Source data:
-------

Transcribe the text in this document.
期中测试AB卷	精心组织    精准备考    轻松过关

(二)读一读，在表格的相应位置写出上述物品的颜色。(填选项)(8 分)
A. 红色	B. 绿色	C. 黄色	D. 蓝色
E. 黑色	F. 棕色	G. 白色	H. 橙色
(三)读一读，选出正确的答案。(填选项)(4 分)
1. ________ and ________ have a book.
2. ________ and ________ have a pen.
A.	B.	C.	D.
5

-------

GIVEN TASK:
Each line of the material above needs to be quoted exactly, please.

FINISHED ANSWER:
Transcribe the text in this document.
期中测试AB卷	精心组织    精准备考    轻松过关

(二)读一读，在表格的相应位置写出上述物品的颜色。(填选项)(8 分)
A. 红色	B. 绿色	C. 黄色	D. 蓝色
E. 黑色	F. 棕色	G. 白色	H. 橙色
(三)读一读，选出正确的答案。(填选项)(4 分)
1. ________ and ________ have a book.
2. ________ and ________ have a pen.
A.	B.	C.	D.
5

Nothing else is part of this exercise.